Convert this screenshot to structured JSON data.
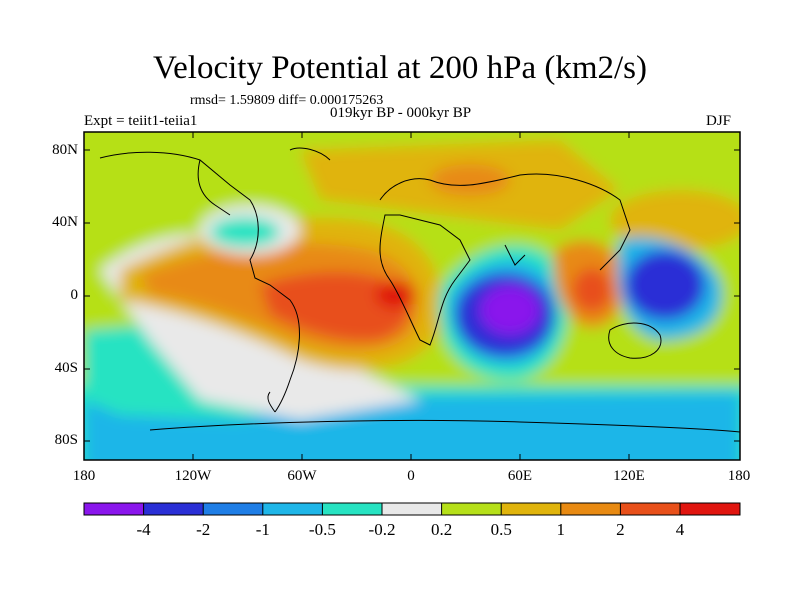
{
  "title": "Velocity Potential at 200 hPa (km2/s)",
  "stats": "rmsd= 1.59809 diff= 0.000175263",
  "experiment": "Expt = teiit1-teiia1",
  "period": "019kyr BP - 000kyr BP",
  "season": "DJF",
  "lat_labels": [
    "80N",
    "40N",
    "0",
    "40S",
    "80S"
  ],
  "lon_labels": [
    "180",
    "120W",
    "60W",
    "0",
    "60E",
    "120E",
    "180"
  ],
  "colorbar": {
    "labels": [
      "-4",
      "-2",
      "-1",
      "-0.5",
      "-0.2",
      "0.2",
      "0.5",
      "1",
      "2",
      "4"
    ],
    "colors": [
      "#8a16ec",
      "#2a2fd6",
      "#1f7ee6",
      "#1fb6e8",
      "#27e3c2",
      "#e9e9e9",
      "#b6e019",
      "#e0b40c",
      "#e88a12",
      "#e8501a",
      "#e0150f"
    ]
  },
  "colors": {
    "frame": "#000000",
    "coast": "#000000"
  }
}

•••

- [What is asked] Exclude the pictures and transcribe all of the entries exactly.

- [Answer to the task]
Convert this screenshot to structured JSON data.
{
  "title": "Velocity Potential at 200 hPa (km2/s)",
  "stats": "rmsd= 1.59809 diff= 0.000175263",
  "experiment": "Expt = teiit1-teiia1",
  "period": "019kyr BP - 000kyr BP",
  "season": "DJF",
  "lat_labels": [
    "80N",
    "40N",
    "0",
    "40S",
    "80S"
  ],
  "lon_labels": [
    "180",
    "120W",
    "60W",
    "0",
    "60E",
    "120E",
    "180"
  ],
  "colorbar": {
    "labels": [
      "-4",
      "-2",
      "-1",
      "-0.5",
      "-0.2",
      "0.2",
      "0.5",
      "1",
      "2",
      "4"
    ],
    "colors": [
      "#8a16ec",
      "#2a2fd6",
      "#1f7ee6",
      "#1fb6e8",
      "#27e3c2",
      "#e9e9e9",
      "#b6e019",
      "#e0b40c",
      "#e88a12",
      "#e8501a",
      "#e0150f"
    ]
  },
  "colors": {
    "frame": "#000000",
    "coast": "#000000"
  }
}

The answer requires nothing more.